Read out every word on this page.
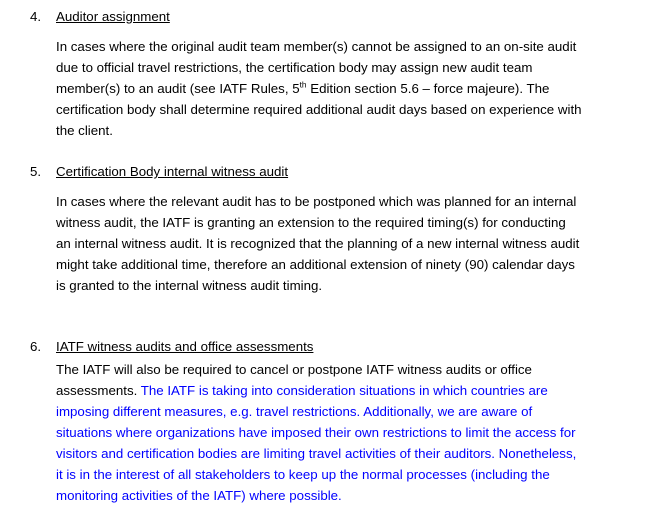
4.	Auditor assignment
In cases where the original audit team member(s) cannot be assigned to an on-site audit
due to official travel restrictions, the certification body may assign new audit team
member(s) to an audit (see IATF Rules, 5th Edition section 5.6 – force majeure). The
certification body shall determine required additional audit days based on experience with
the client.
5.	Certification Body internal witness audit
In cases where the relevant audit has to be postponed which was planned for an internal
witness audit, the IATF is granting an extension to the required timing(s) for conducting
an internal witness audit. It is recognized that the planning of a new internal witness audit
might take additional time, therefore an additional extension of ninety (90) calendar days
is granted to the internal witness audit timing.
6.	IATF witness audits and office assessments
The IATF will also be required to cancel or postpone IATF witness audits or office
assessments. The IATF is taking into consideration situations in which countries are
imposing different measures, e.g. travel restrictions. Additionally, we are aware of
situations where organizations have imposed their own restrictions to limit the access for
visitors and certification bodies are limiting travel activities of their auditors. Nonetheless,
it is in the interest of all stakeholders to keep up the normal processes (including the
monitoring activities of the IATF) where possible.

● ● ● ● ●

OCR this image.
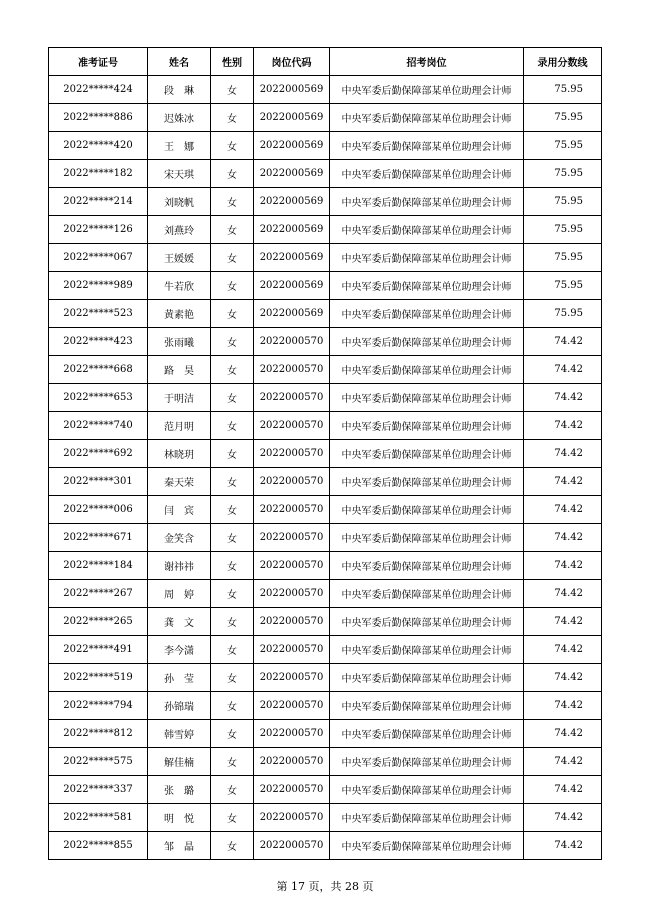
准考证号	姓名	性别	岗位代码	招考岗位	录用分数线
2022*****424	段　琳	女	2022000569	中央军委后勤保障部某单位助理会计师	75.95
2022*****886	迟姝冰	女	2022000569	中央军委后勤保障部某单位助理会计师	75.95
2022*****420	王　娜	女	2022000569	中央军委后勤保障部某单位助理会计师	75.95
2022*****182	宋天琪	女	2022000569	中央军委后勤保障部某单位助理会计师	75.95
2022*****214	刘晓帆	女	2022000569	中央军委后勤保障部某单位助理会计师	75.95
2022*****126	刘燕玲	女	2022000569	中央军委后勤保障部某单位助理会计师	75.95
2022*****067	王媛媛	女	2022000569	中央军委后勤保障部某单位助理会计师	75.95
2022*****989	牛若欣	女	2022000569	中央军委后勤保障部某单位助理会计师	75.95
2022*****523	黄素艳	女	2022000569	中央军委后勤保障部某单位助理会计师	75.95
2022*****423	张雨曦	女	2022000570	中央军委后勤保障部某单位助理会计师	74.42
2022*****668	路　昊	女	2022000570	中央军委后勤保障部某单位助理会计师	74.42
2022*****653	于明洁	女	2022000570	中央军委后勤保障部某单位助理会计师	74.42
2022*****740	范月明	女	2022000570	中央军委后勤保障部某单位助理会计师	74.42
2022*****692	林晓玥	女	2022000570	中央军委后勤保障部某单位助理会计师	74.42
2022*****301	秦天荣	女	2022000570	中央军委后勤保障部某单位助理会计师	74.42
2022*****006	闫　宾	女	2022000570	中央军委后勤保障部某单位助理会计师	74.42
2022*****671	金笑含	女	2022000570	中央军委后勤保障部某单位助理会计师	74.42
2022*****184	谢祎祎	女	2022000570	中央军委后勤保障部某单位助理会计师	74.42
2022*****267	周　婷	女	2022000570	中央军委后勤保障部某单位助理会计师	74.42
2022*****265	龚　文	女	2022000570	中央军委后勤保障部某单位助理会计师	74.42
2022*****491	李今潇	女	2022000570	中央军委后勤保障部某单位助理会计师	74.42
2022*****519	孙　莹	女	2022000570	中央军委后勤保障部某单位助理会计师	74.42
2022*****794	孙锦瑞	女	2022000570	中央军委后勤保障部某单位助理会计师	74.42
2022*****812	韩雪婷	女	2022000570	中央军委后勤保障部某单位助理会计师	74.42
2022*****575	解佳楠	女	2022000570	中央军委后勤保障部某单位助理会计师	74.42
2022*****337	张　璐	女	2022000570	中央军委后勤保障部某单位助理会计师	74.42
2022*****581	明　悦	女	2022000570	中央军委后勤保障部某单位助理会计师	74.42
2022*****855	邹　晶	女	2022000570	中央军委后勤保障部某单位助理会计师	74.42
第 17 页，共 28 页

● ● ● ● ●

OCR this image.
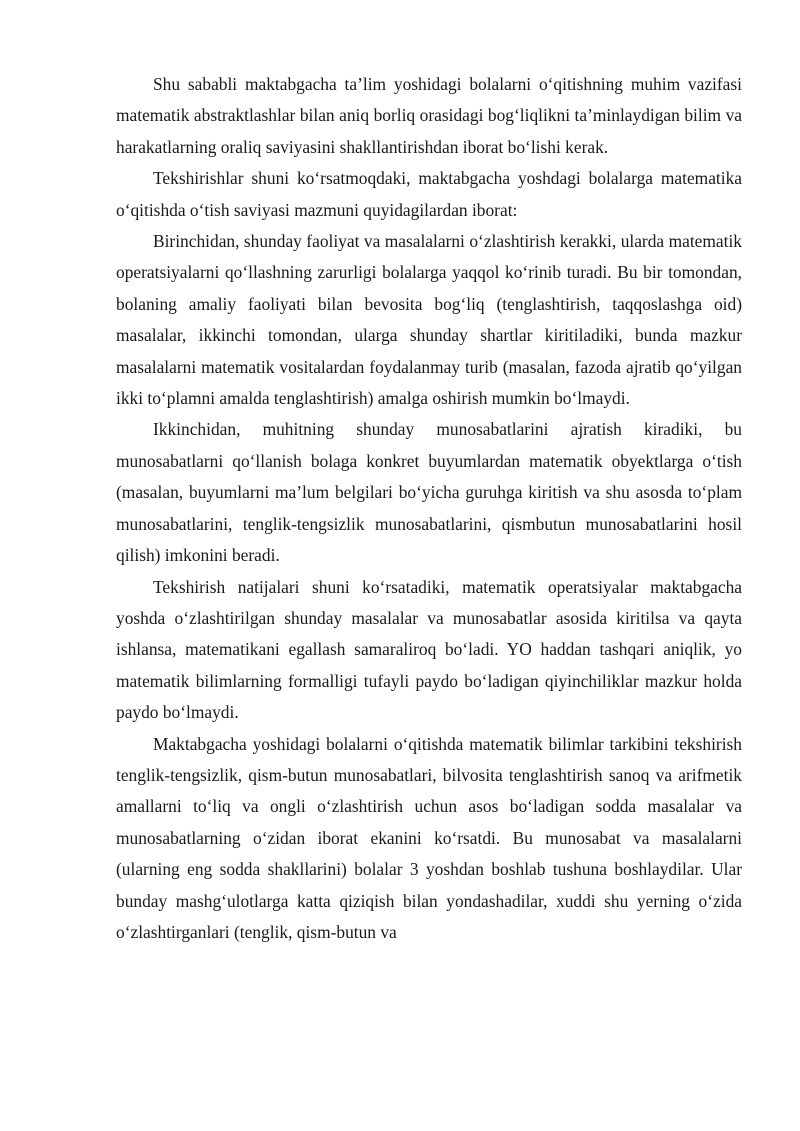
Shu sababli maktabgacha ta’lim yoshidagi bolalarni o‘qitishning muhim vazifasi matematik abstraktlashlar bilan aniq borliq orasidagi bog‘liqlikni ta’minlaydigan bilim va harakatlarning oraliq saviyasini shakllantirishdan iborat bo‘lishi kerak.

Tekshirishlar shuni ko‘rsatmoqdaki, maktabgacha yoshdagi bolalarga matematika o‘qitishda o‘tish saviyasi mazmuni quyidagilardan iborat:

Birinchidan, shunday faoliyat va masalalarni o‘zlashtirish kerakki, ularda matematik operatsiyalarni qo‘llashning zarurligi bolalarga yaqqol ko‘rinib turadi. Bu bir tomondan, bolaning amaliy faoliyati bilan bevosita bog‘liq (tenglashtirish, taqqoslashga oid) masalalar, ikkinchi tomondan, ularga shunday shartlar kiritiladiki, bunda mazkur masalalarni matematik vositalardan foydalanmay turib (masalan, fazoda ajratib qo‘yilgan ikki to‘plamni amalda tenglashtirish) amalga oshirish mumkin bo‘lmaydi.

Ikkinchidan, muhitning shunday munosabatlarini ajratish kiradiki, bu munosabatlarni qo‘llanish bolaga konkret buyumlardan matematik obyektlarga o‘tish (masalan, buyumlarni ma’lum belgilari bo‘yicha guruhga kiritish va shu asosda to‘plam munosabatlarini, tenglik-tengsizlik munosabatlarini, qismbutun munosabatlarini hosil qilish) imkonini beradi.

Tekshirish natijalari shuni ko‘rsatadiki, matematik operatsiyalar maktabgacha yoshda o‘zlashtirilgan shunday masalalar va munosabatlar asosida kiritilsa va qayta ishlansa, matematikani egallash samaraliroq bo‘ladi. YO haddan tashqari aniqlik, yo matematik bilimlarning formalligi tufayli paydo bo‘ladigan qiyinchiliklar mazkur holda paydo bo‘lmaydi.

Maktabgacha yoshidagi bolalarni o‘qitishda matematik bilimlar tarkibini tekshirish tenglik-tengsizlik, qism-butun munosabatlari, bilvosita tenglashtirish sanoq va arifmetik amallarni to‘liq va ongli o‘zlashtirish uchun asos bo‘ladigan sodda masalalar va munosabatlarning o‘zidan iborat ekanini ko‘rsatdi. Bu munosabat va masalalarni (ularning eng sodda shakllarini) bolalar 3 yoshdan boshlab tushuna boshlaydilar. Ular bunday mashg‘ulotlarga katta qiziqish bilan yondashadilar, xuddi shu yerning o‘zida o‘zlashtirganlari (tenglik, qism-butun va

● ● ● ● ●

Check each line of the records for "IATF" and copy the ones that contain it.

Completed task
member(s) to an audit (see IATF Rules, 5th Edition section 5.6 – force majeure). The
witness audit, the IATF is granting an extension to the required timing(s) for conducting
6.	IATF witness audits and office assessments
The IATF will also be required to cancel or postpone IATF witness audits or office
assessments. The IATF is taking into consideration situations in which countries are
monitoring activities of the IATF) where possible.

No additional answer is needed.